◆ **WORK INSTRUCTIONS**
Write out each line of the listing as it stands, without the images.
EXERCISE DATA start
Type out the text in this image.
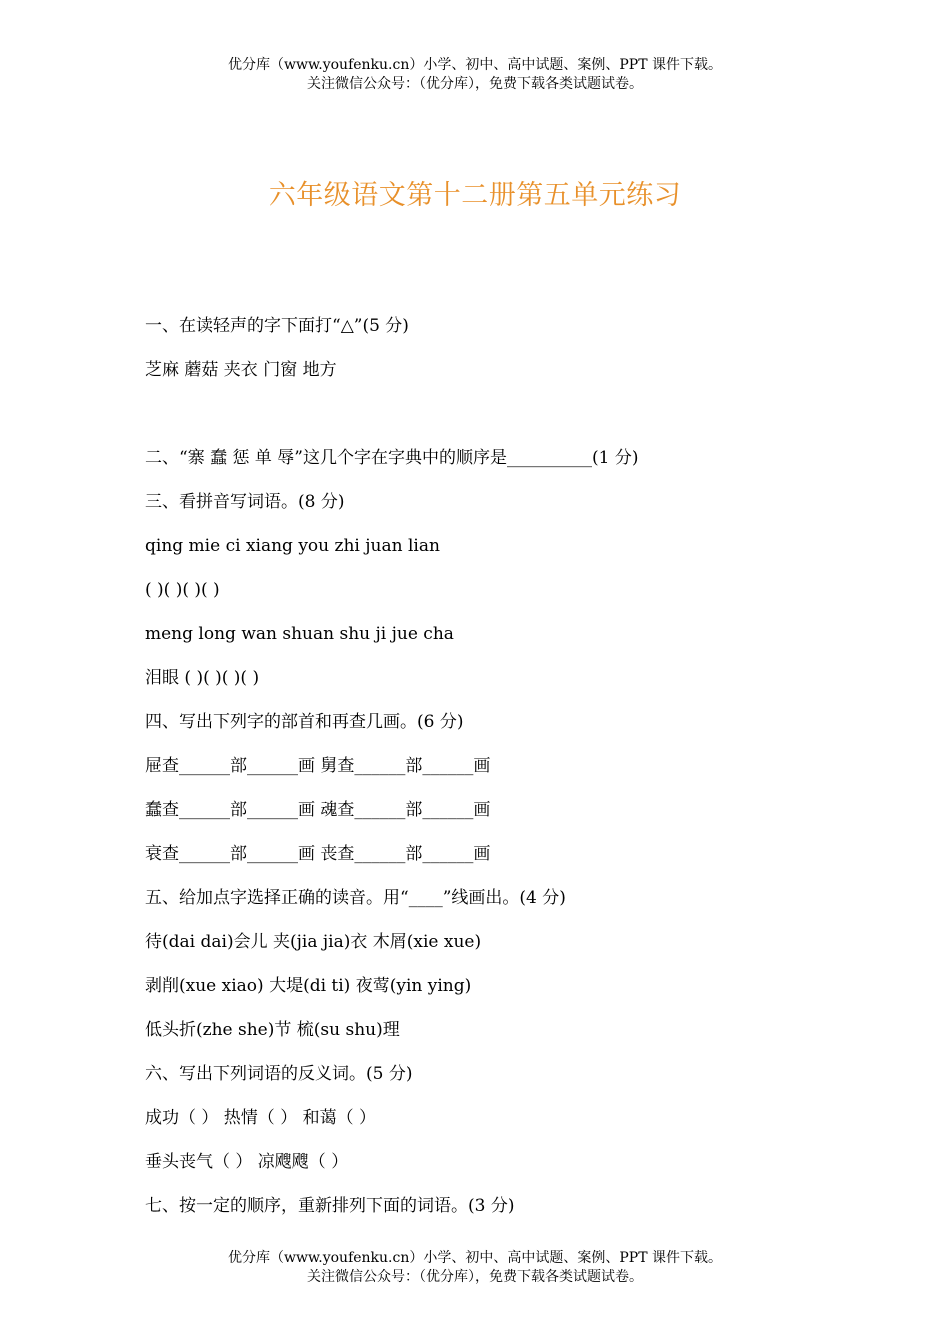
优分库（www.youfenku.cn）小学、初中、高中试题、案例、PPT 课件下载。
关注微信公众号：（优分库），免费下载各类试题试卷。
六年级语文第十二册第五单元练习
一、在读轻声的字下面打“△”(5 分)
芝麻 蘑菇 夹衣 门窗 地方
二、“寨 蠢 惩 单 辱”这几个字在字典中的顺序是__________(1 分)
三、看拼音写词语。(8 分)
qing mie ci xiang you zhi juan lian
( )( )( )( )
meng long wan shuan shu ji jue cha
泪眼 ( )( )( )( )
四、写出下列字的部首和再查几画。(6 分)
屉查______部______画 舅查______部______画
蠢查______部______画 魂查______部______画
衰查______部______画 丧查______部______画
五、给加点字选择正确的读音。用“____”线画出。(4 分)
待(dai dai)会儿 夹(jia jia)衣 木屑(xie xue)
剥削(xue xiao) 大堤(di ti) 夜莺(yin ying)
低头折(zhe she)节 梳(su shu)理
六、写出下列词语的反义词。(5 分)
成功（ ） 热情（ ） 和蔼（ ）
垂头丧气（ ） 凉飕飕（ ）
七、按一定的顺序，重新排列下面的词语。(3 分)
优分库（www.youfenku.cn）小学、初中、高中试题、案例、PPT 课件下载。
关注微信公众号：（优分库），免费下载各类试题试卷。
EXERCISE DATA end
◆ **IN RESPONSE**
Type out the text in this image.
优分库（www.youfenku.cn）小学、初中、高中试题、案例、PPT 课件下载。
关注微信公众号：（优分库），免费下载各类试题试卷。
六年级语文第十二册第五单元练习
一、在读轻声的字下面打“△”(5 分)
芝麻 蘑菇 夹衣 门窗 地方
二、“寨 蠢 惩 单 辱”这几个字在字典中的顺序是__________(1 分)
三、看拼音写词语。(8 分)
qing mie ci xiang you zhi juan lian
( )( )( )( )
meng long wan shuan shu ji jue cha
泪眼 ( )( )( )( )
四、写出下列字的部首和再查几画。(6 分)
屉查______部______画 舅查______部______画
蠢查______部______画 魂查______部______画
衰查______部______画 丧查______部______画
五、给加点字选择正确的读音。用“____”线画出。(4 分)
待(dai dai)会儿 夹(jia jia)衣 木屑(xie xue)
剥削(xue xiao) 大堤(di ti) 夜莺(yin ying)
低头折(zhe she)节 梳(su shu)理
六、写出下列词语的反义词。(5 分)
成功（ ） 热情（ ） 和蔼（ ）
垂头丧气（ ） 凉飕飕（ ）
七、按一定的顺序，重新排列下面的词语。(3 分)
优分库（www.youfenku.cn）小学、初中、高中试题、案例、PPT 课件下载。
关注微信公众号：（优分库），免费下载各类试题试卷。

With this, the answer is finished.